§ Work instructions: Copy out every record below exactly as written, but leave out any pictures.

(Structured figure records)
•••

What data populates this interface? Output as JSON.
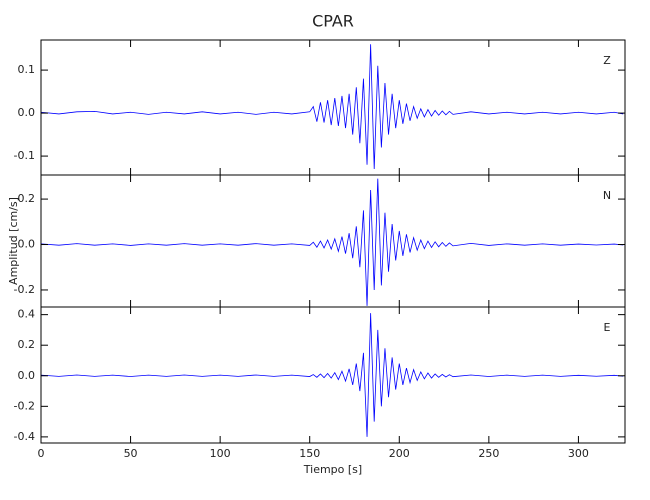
{
  "chart_data": [
    {
      "type": "line",
      "title": "CPAR",
      "panel_label": "Z",
      "x": [
        0,
        10,
        20,
        30,
        40,
        50,
        60,
        70,
        80,
        90,
        100,
        110,
        120,
        130,
        140,
        150,
        152,
        154,
        156,
        158,
        160,
        162,
        164,
        166,
        168,
        170,
        172,
        174,
        176,
        178,
        180,
        182,
        184,
        186,
        188,
        190,
        192,
        194,
        196,
        198,
        200,
        202,
        204,
        206,
        208,
        210,
        212,
        214,
        216,
        218,
        220,
        222,
        224,
        226,
        228,
        230,
        240,
        250,
        260,
        270,
        280,
        290,
        300,
        310,
        320,
        325
      ],
      "series": [
        {
          "color": "#0000ff",
          "values": [
            0.002,
            -0.002,
            0.003,
            0.004,
            -0.002,
            0.002,
            -0.003,
            0.002,
            -0.002,
            0.003,
            -0.002,
            0.002,
            -0.003,
            0.002,
            -0.002,
            0.003,
            0.015,
            -0.02,
            0.025,
            -0.022,
            0.03,
            -0.028,
            0.035,
            -0.03,
            0.04,
            -0.035,
            0.045,
            -0.05,
            0.06,
            -0.07,
            0.08,
            -0.12,
            0.16,
            -0.13,
            0.11,
            -0.08,
            0.07,
            -0.05,
            0.045,
            -0.035,
            0.03,
            -0.025,
            0.022,
            -0.018,
            0.015,
            -0.012,
            0.01,
            -0.009,
            0.008,
            -0.007,
            0.006,
            -0.005,
            0.005,
            -0.004,
            0.004,
            -0.003,
            0.003,
            -0.002,
            0.002,
            -0.002,
            0.002,
            -0.002,
            0.002,
            -0.002,
            0.002,
            -0.002
          ]
        }
      ],
      "xlim": [
        0,
        326
      ],
      "xticks": [
        0,
        50,
        100,
        150,
        200,
        250,
        300
      ],
      "ylim": [
        -0.144,
        0.17
      ],
      "yticks": [
        -0.1,
        {
          "value": 0,
          "label": "0.0"
        },
        0.1
      ]
    },
    {
      "type": "line",
      "panel_label": "N",
      "ylabel": "Amplitud [cm/s]",
      "x": [
        0,
        10,
        20,
        30,
        40,
        50,
        60,
        70,
        80,
        90,
        100,
        110,
        120,
        130,
        140,
        150,
        152,
        154,
        156,
        158,
        160,
        162,
        164,
        166,
        168,
        170,
        172,
        174,
        176,
        178,
        180,
        182,
        184,
        186,
        188,
        190,
        192,
        194,
        196,
        198,
        200,
        202,
        204,
        206,
        208,
        210,
        212,
        214,
        216,
        218,
        220,
        222,
        224,
        226,
        228,
        230,
        240,
        250,
        260,
        270,
        280,
        290,
        300,
        310,
        320,
        325
      ],
      "series": [
        {
          "color": "#0000ff",
          "values": [
            0.003,
            -0.003,
            0.004,
            -0.003,
            0.003,
            -0.004,
            0.003,
            -0.003,
            0.004,
            -0.003,
            0.003,
            -0.003,
            0.004,
            -0.003,
            0.003,
            -0.004,
            0.01,
            -0.012,
            0.015,
            -0.015,
            0.02,
            -0.02,
            0.025,
            -0.03,
            0.035,
            -0.04,
            0.05,
            -0.06,
            0.08,
            -0.1,
            0.15,
            -0.27,
            0.24,
            -0.2,
            0.29,
            -0.18,
            0.14,
            -0.12,
            0.09,
            -0.07,
            0.06,
            -0.05,
            0.045,
            -0.035,
            0.03,
            -0.025,
            0.02,
            -0.018,
            0.015,
            -0.013,
            0.012,
            -0.01,
            0.009,
            -0.008,
            0.007,
            -0.006,
            0.005,
            -0.004,
            0.003,
            -0.003,
            0.003,
            -0.003,
            0.002,
            -0.002,
            0.002,
            -0.002
          ]
        }
      ],
      "xlim": [
        0,
        326
      ],
      "xticks": [
        0,
        50,
        100,
        150,
        200,
        250,
        300
      ],
      "ylim": [
        -0.275,
        0.306
      ],
      "yticks": [
        -0.2,
        {
          "value": 0,
          "label": "0.0"
        },
        0.2
      ]
    },
    {
      "type": "line",
      "panel_label": "E",
      "xlabel": "Tiempo [s]",
      "x": [
        0,
        10,
        20,
        30,
        40,
        50,
        60,
        70,
        80,
        90,
        100,
        110,
        120,
        130,
        140,
        150,
        152,
        154,
        156,
        158,
        160,
        162,
        164,
        166,
        168,
        170,
        172,
        174,
        176,
        178,
        180,
        182,
        184,
        186,
        188,
        190,
        192,
        194,
        196,
        198,
        200,
        202,
        204,
        206,
        208,
        210,
        212,
        214,
        216,
        218,
        220,
        222,
        224,
        226,
        228,
        230,
        240,
        250,
        260,
        270,
        280,
        290,
        300,
        310,
        320,
        325
      ],
      "series": [
        {
          "color": "#0000ff",
          "values": [
            0.004,
            -0.004,
            0.005,
            -0.004,
            0.004,
            -0.005,
            0.004,
            -0.004,
            0.005,
            -0.004,
            0.004,
            -0.004,
            0.005,
            -0.004,
            0.004,
            -0.005,
            0.008,
            -0.01,
            0.012,
            -0.012,
            0.015,
            -0.015,
            0.02,
            -0.025,
            0.03,
            -0.035,
            0.045,
            -0.06,
            0.08,
            -0.1,
            0.15,
            -0.4,
            0.41,
            -0.3,
            0.3,
            -0.2,
            0.18,
            -0.14,
            0.12,
            -0.09,
            0.08,
            -0.06,
            0.05,
            -0.045,
            0.04,
            -0.03,
            0.025,
            -0.02,
            0.018,
            -0.015,
            0.012,
            -0.01,
            0.009,
            -0.008,
            0.007,
            -0.006,
            0.005,
            -0.005,
            0.004,
            -0.004,
            0.004,
            -0.004,
            0.003,
            -0.003,
            0.003,
            -0.003
          ]
        }
      ],
      "xlim": [
        0,
        326
      ],
      "xticks": [
        0,
        50,
        100,
        150,
        200,
        250,
        300
      ],
      "ylim": [
        -0.44,
        0.45
      ],
      "yticks": [
        -0.4,
        -0.2,
        {
          "value": 0,
          "label": "0.0"
        },
        0.2,
        0.4
      ]
    }
  ]
}
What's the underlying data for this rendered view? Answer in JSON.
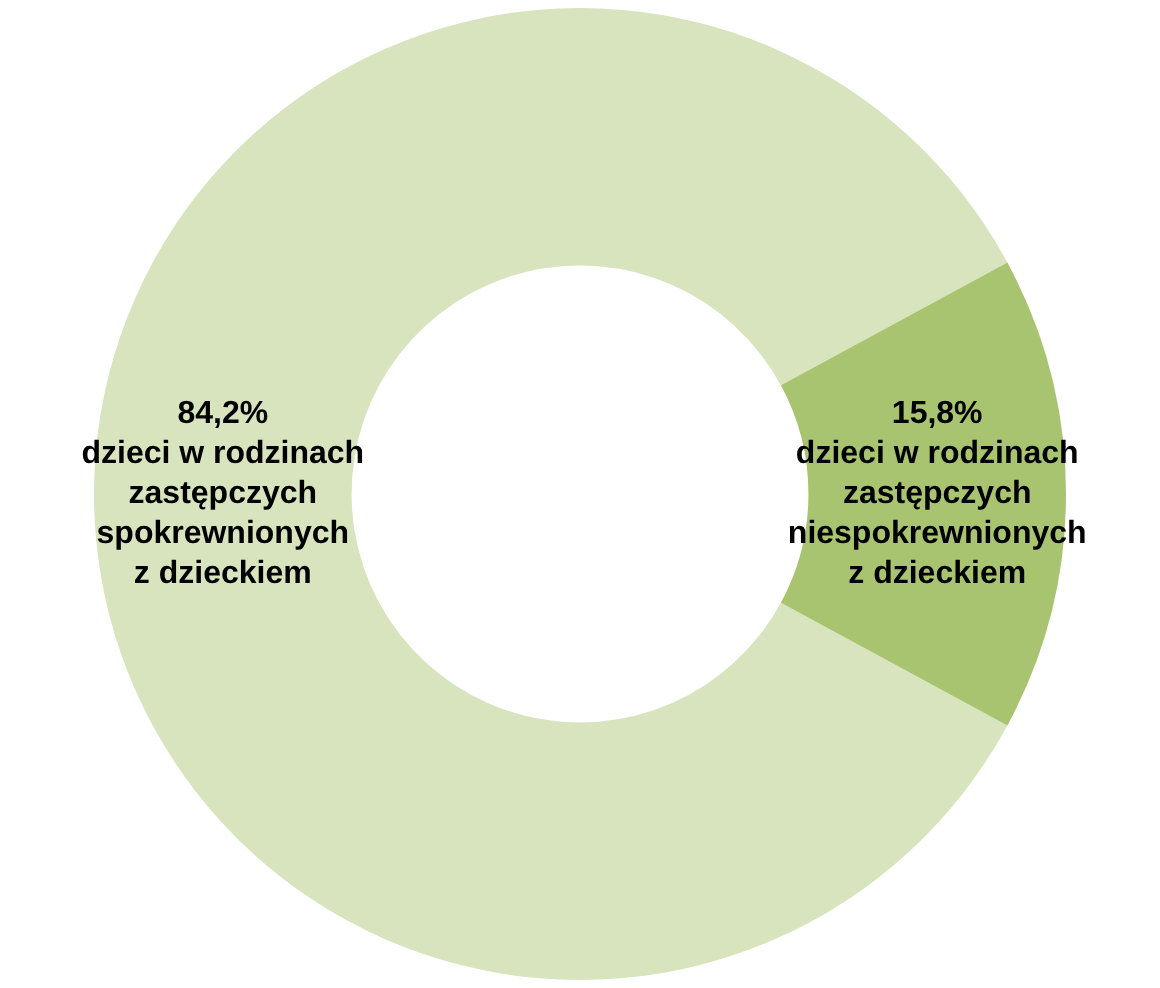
{
  "chart_data": {
    "type": "donut",
    "categories": [
      "dzieci w rodzinach zastępczych spokrewnionych z dzieckiem",
      "dzieci w rodzinach zastępczych niespokrewnionych z dzieckiem"
    ],
    "values": [
      84.2,
      15.8
    ],
    "colors": [
      "#d7e4bd",
      "#a9c470"
    ],
    "value_labels": [
      "84,2%",
      "15,8%"
    ]
  }
}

•••

§ Task result:
What data populates this interface? Output as JSON.
{
  "chart_data": [
    {
      "type": "line",
      "title": "CPAR",
      "panel_label": "Z",
      "x": [
        0,
        10,
        20,
        30,
        40,
        50,
        60,
        70,
        80,
        90,
        100,
        110,
        120,
        130,
        140,
        150,
        152,
        154,
        156,
        158,
        160,
        162,
        164,
        166,
        168,
        170,
        172,
        174,
        176,
        178,
        180,
        182,
        184,
        186,
        188,
        190,
        192,
        194,
        196,
        198,
        200,
        202,
        204,
        206,
        208,
        210,
        212,
        214,
        216,
        218,
        220,
        222,
        224,
        226,
        228,
        230,
        240,
        250,
        260,
        270,
        280,
        290,
        300,
        310,
        320,
        325
      ],
      "series": [
        {
          "color": "#0000ff",
          "values": [
            0.002,
            -0.002,
            0.003,
            0.004,
            -0.002,
            0.002,
            -0.003,
            0.002,
            -0.002,
            0.003,
            -0.002,
            0.002,
            -0.003,
            0.002,
            -0.002,
            0.003,
            0.015,
            -0.02,
            0.025,
            -0.022,
            0.03,
            -0.028,
            0.035,
            -0.03,
            0.04,
            -0.035,
            0.045,
            -0.05,
            0.06,
            -0.07,
            0.08,
            -0.12,
            0.16,
            -0.13,
            0.11,
            -0.08,
            0.07,
            -0.05,
            0.045,
            -0.035,
            0.03,
            -0.025,
            0.022,
            -0.018,
            0.015,
            -0.012,
            0.01,
            -0.009,
            0.008,
            -0.007,
            0.006,
            -0.005,
            0.005,
            -0.004,
            0.004,
            -0.003,
            0.003,
            -0.002,
            0.002,
            -0.002,
            0.002,
            -0.002,
            0.002,
            -0.002,
            0.002,
            -0.002
          ]
        }
      ],
      "xlim": [
        0,
        326
      ],
      "xticks": [
        0,
        50,
        100,
        150,
        200,
        250,
        300
      ],
      "ylim": [
        -0.144,
        0.17
      ],
      "yticks": [
        -0.1,
        {
          "value": 0,
          "label": "0.0"
        },
        0.1
      ]
    },
    {
      "type": "line",
      "panel_label": "N",
      "ylabel": "Amplitud [cm/s]",
      "x": [
        0,
        10,
        20,
        30,
        40,
        50,
        60,
        70,
        80,
        90,
        100,
        110,
        120,
        130,
        140,
        150,
        152,
        154,
        156,
        158,
        160,
        162,
        164,
        166,
        168,
        170,
        172,
        174,
        176,
        178,
        180,
        182,
        184,
        186,
        188,
        190,
        192,
        194,
        196,
        198,
        200,
        202,
        204,
        206,
        208,
        210,
        212,
        214,
        216,
        218,
        220,
        222,
        224,
        226,
        228,
        230,
        240,
        250,
        260,
        270,
        280,
        290,
        300,
        310,
        320,
        325
      ],
      "series": [
        {
          "color": "#0000ff",
          "values": [
            0.003,
            -0.003,
            0.004,
            -0.003,
            0.003,
            -0.004,
            0.003,
            -0.003,
            0.004,
            -0.003,
            0.003,
            -0.003,
            0.004,
            -0.003,
            0.003,
            -0.004,
            0.01,
            -0.012,
            0.015,
            -0.015,
            0.02,
            -0.02,
            0.025,
            -0.03,
            0.035,
            -0.04,
            0.05,
            -0.06,
            0.08,
            -0.1,
            0.15,
            -0.27,
            0.24,
            -0.2,
            0.29,
            -0.18,
            0.14,
            -0.12,
            0.09,
            -0.07,
            0.06,
            -0.05,
            0.045,
            -0.035,
            0.03,
            -0.025,
            0.02,
            -0.018,
            0.015,
            -0.013,
            0.012,
            -0.01,
            0.009,
            -0.008,
            0.007,
            -0.006,
            0.005,
            -0.004,
            0.003,
            -0.003,
            0.003,
            -0.003,
            0.002,
            -0.002,
            0.002,
            -0.002
          ]
        }
      ],
      "xlim": [
        0,
        326
      ],
      "xticks": [
        0,
        50,
        100,
        150,
        200,
        250,
        300
      ],
      "ylim": [
        -0.275,
        0.306
      ],
      "yticks": [
        -0.2,
        {
          "value": 0,
          "label": "0.0"
        },
        0.2
      ]
    },
    {
      "type": "line",
      "panel_label": "E",
      "xlabel": "Tiempo [s]",
      "x": [
        0,
        10,
        20,
        30,
        40,
        50,
        60,
        70,
        80,
        90,
        100,
        110,
        120,
        130,
        140,
        150,
        152,
        154,
        156,
        158,
        160,
        162,
        164,
        166,
        168,
        170,
        172,
        174,
        176,
        178,
        180,
        182,
        184,
        186,
        188,
        190,
        192,
        194,
        196,
        198,
        200,
        202,
        204,
        206,
        208,
        210,
        212,
        214,
        216,
        218,
        220,
        222,
        224,
        226,
        228,
        230,
        240,
        250,
        260,
        270,
        280,
        290,
        300,
        310,
        320,
        325
      ],
      "series": [
        {
          "color": "#0000ff",
          "values": [
            0.004,
            -0.004,
            0.005,
            -0.004,
            0.004,
            -0.005,
            0.004,
            -0.004,
            0.005,
            -0.004,
            0.004,
            -0.004,
            0.005,
            -0.004,
            0.004,
            -0.005,
            0.008,
            -0.01,
            0.012,
            -0.012,
            0.015,
            -0.015,
            0.02,
            -0.025,
            0.03,
            -0.035,
            0.045,
            -0.06,
            0.08,
            -0.1,
            0.15,
            -0.4,
            0.41,
            -0.3,
            0.3,
            -0.2,
            0.18,
            -0.14,
            0.12,
            -0.09,
            0.08,
            -0.06,
            0.05,
            -0.045,
            0.04,
            -0.03,
            0.025,
            -0.02,
            0.018,
            -0.015,
            0.012,
            -0.01,
            0.009,
            -0.008,
            0.007,
            -0.006,
            0.005,
            -0.005,
            0.004,
            -0.004,
            0.004,
            -0.004,
            0.003,
            -0.003,
            0.003,
            -0.003
          ]
        }
      ],
      "xlim": [
        0,
        326
      ],
      "xticks": [
        0,
        50,
        100,
        150,
        200,
        250,
        300
      ],
      "ylim": [
        -0.44,
        0.45
      ],
      "yticks": [
        -0.4,
        -0.2,
        {
          "value": 0,
          "label": "0.0"
        },
        0.2,
        0.4
      ]
    }
  ]
}
What's the underlying data for this rendered view? Answer in JSON.
{
  "chart_data": {
    "type": "donut",
    "categories": [
      "dzieci w rodzinach zastępczych spokrewnionych z dzieckiem",
      "dzieci w rodzinach zastępczych niespokrewnionych z dzieckiem"
    ],
    "values": [
      84.2,
      15.8
    ],
    "colors": [
      "#d7e4bd",
      "#a9c470"
    ],
    "value_labels": [
      "84,2%",
      "15,8%"
    ]
  }
}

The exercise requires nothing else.